Exercise objective - Please copy the records word for word from the start through the line containing "448, 546, 460]", including that line.

━━━━

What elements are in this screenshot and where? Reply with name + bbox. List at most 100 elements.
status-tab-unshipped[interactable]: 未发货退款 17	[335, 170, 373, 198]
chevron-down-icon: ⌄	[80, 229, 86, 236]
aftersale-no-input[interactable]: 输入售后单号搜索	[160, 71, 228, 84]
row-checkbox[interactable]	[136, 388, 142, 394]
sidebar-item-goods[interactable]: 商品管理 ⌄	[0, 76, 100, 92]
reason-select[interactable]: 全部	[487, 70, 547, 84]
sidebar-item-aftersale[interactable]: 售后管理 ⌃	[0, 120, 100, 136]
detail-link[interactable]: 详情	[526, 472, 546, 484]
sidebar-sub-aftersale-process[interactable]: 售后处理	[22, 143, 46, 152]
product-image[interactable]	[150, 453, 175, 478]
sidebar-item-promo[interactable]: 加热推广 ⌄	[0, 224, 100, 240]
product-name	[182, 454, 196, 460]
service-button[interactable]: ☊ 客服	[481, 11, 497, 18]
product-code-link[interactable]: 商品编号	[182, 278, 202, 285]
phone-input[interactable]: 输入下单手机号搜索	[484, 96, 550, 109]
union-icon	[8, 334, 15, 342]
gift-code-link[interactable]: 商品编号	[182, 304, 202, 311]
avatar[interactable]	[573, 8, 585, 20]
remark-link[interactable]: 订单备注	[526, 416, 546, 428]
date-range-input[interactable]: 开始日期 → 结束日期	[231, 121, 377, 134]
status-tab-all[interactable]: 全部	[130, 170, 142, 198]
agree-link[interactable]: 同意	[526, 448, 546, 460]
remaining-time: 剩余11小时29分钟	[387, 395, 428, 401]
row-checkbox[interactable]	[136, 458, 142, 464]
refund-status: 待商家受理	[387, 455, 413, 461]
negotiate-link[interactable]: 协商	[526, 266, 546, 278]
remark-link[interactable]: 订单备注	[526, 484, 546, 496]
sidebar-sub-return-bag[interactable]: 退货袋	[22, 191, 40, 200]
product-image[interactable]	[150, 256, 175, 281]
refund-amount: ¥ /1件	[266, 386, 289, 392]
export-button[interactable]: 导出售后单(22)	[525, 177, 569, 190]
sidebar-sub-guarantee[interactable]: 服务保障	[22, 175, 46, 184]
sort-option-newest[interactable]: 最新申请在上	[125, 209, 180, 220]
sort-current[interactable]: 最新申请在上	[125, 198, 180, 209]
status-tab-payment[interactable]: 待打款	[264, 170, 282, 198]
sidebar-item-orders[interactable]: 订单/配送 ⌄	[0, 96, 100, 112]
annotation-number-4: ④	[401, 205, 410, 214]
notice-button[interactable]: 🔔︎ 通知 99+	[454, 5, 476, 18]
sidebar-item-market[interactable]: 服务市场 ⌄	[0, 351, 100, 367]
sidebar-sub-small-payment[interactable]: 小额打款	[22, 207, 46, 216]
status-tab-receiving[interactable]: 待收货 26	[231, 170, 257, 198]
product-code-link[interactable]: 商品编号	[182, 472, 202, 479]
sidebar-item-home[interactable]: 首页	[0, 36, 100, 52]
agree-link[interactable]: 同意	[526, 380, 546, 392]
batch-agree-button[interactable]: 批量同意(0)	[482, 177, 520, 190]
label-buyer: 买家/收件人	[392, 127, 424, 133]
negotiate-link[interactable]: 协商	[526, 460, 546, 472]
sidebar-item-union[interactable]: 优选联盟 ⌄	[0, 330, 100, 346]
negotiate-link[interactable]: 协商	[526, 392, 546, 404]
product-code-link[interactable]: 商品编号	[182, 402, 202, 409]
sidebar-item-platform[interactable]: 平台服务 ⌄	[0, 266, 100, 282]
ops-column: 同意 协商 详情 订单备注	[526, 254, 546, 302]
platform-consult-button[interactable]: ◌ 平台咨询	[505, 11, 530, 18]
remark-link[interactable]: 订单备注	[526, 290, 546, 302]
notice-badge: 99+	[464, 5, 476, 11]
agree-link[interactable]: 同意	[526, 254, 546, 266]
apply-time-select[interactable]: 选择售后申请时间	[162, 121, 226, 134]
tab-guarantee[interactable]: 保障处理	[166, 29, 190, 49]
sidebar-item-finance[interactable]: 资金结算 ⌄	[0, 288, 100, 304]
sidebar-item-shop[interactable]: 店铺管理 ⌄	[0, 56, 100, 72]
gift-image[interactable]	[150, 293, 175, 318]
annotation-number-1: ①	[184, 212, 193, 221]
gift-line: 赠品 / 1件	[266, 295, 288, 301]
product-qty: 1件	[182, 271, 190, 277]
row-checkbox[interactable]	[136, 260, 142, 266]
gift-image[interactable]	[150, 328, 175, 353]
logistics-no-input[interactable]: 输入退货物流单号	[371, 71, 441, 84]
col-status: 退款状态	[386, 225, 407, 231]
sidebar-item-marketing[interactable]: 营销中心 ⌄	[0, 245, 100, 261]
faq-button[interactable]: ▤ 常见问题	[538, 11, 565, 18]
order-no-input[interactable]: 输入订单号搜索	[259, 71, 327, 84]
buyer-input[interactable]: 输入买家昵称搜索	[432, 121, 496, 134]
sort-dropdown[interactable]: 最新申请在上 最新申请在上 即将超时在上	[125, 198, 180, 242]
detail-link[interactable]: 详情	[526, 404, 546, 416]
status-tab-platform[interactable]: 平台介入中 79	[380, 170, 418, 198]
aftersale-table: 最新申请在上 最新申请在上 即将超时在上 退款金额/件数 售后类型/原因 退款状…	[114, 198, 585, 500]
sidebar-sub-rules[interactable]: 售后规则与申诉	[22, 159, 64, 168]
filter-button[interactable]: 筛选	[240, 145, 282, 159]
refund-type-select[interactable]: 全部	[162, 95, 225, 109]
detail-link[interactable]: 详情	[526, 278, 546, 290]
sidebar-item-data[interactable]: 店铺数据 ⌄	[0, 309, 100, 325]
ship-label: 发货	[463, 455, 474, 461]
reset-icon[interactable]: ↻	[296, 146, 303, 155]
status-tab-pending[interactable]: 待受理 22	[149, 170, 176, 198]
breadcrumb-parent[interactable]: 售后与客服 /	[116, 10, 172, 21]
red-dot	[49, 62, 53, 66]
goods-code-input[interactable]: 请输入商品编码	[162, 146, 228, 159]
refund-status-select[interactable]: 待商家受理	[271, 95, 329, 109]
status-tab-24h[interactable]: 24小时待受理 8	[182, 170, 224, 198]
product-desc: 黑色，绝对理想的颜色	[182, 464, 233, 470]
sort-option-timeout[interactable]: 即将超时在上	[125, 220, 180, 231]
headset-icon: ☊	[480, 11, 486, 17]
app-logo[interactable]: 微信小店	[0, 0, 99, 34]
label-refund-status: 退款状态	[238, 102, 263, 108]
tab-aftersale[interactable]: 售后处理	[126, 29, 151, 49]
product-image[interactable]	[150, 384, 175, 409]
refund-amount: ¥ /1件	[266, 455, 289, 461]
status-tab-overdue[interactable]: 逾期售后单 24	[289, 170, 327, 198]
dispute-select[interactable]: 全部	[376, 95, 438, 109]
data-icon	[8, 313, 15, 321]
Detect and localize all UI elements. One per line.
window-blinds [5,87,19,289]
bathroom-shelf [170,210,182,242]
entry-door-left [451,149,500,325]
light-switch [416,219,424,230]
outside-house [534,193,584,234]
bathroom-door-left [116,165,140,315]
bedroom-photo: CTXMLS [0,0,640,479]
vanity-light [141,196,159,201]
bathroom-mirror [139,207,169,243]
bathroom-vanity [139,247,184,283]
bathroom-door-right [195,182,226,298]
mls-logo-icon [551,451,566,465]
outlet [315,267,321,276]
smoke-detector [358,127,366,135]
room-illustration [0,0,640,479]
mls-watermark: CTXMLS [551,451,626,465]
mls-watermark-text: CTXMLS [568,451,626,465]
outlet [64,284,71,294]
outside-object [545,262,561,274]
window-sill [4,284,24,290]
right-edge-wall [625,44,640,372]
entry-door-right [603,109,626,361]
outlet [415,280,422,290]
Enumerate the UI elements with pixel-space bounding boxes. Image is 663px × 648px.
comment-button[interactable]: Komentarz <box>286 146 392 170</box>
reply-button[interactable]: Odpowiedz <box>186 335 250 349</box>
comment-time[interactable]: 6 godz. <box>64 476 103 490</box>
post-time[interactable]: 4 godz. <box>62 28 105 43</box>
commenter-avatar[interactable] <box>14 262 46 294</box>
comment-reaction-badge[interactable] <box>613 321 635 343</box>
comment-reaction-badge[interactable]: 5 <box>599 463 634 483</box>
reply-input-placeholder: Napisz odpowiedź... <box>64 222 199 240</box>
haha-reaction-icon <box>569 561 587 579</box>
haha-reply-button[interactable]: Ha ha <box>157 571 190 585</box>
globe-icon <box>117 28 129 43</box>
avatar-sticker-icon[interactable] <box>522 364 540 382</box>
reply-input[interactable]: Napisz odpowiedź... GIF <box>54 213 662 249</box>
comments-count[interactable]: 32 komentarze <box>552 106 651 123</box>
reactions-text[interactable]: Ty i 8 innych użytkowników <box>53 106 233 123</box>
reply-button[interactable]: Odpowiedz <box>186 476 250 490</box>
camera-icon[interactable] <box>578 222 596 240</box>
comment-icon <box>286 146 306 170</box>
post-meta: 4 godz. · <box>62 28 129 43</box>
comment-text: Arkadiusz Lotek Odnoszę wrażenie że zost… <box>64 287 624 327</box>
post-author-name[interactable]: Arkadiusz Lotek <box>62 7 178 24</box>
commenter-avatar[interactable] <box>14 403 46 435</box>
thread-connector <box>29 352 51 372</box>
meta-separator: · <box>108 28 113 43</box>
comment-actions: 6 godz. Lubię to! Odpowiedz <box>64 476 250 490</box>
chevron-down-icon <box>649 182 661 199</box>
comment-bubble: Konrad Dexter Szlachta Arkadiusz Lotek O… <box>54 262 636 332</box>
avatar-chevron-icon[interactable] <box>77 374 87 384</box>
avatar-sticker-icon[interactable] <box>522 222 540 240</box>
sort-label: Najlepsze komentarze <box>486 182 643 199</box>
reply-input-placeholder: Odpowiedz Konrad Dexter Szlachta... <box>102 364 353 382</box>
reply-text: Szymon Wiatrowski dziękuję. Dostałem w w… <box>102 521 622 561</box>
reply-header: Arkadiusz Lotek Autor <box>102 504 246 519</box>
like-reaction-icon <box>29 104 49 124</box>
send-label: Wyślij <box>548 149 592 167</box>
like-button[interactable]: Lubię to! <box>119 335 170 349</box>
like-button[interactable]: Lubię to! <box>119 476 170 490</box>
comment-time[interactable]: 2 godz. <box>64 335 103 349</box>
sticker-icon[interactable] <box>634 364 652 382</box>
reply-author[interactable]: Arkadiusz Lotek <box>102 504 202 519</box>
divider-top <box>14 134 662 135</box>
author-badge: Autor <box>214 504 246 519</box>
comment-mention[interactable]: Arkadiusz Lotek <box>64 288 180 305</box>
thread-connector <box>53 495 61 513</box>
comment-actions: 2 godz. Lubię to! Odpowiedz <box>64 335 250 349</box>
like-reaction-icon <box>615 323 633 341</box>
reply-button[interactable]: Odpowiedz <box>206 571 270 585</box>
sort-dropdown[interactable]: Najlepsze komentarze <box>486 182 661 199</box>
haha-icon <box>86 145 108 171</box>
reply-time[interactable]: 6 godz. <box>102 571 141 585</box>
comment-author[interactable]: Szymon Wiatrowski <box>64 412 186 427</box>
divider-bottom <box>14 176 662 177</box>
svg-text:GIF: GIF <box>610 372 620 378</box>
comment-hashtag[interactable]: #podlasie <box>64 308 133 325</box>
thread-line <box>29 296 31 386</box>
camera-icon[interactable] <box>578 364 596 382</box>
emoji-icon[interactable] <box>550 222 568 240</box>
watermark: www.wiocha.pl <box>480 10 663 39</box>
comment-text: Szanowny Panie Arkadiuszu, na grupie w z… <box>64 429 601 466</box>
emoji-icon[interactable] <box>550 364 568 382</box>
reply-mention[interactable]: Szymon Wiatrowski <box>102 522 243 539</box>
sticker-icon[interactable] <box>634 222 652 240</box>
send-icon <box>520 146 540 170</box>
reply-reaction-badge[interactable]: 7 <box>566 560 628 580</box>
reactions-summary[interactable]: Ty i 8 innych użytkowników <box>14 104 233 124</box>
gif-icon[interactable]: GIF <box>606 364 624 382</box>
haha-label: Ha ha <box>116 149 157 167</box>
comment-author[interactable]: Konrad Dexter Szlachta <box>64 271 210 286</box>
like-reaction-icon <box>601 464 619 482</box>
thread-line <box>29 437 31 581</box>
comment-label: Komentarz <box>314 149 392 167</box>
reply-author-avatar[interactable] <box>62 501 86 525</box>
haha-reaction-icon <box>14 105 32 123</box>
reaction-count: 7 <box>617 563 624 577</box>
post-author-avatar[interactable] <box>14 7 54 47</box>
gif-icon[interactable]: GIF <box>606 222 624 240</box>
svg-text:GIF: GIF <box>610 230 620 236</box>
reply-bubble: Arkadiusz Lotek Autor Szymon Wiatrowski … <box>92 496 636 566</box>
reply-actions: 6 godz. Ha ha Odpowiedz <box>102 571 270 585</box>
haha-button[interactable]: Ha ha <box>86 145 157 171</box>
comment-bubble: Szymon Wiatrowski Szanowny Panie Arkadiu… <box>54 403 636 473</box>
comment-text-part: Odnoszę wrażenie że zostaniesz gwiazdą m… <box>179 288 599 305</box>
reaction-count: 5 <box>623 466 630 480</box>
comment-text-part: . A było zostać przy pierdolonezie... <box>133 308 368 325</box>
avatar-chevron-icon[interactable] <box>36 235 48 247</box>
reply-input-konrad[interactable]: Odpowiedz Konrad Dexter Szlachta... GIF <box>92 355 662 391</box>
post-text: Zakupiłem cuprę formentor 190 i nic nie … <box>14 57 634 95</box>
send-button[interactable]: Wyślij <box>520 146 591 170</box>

━━━━

Answer in full -
What elements are in this screenshot and where? Reply with name + bbox. List at most 100 elements.
status-tab-unshipped[interactable]: 未发货退款 17	[335, 170, 373, 198]
chevron-down-icon: ⌄	[80, 229, 86, 236]
aftersale-no-input[interactable]: 输入售后单号搜索	[160, 71, 228, 84]
row-checkbox[interactable]	[136, 388, 142, 394]
sidebar-item-goods[interactable]: 商品管理 ⌄	[0, 76, 100, 92]
reason-select[interactable]: 全部	[487, 70, 547, 84]
sidebar-item-aftersale[interactable]: 售后管理 ⌃	[0, 120, 100, 136]
detail-link[interactable]: 详情	[526, 472, 546, 484]
sidebar-sub-aftersale-process[interactable]: 售后处理	[22, 143, 46, 152]
product-image[interactable]	[150, 453, 175, 478]
sidebar-item-promo[interactable]: 加热推广 ⌄	[0, 224, 100, 240]
product-name	[182, 454, 196, 460]
service-button[interactable]: ☊ 客服	[481, 11, 497, 18]
product-code-link[interactable]: 商品编号	[182, 278, 202, 285]
phone-input[interactable]: 输入下单手机号搜索	[484, 96, 550, 109]
union-icon	[8, 334, 15, 342]
gift-code-link[interactable]: 商品编号	[182, 304, 202, 311]
avatar[interactable]	[573, 8, 585, 20]
remark-link[interactable]: 订单备注	[526, 416, 546, 428]
date-range-input[interactable]: 开始日期 → 结束日期	[231, 121, 377, 134]
status-tab-all[interactable]: 全部	[130, 170, 142, 198]
agree-link[interactable]: 同意	[526, 448, 546, 460]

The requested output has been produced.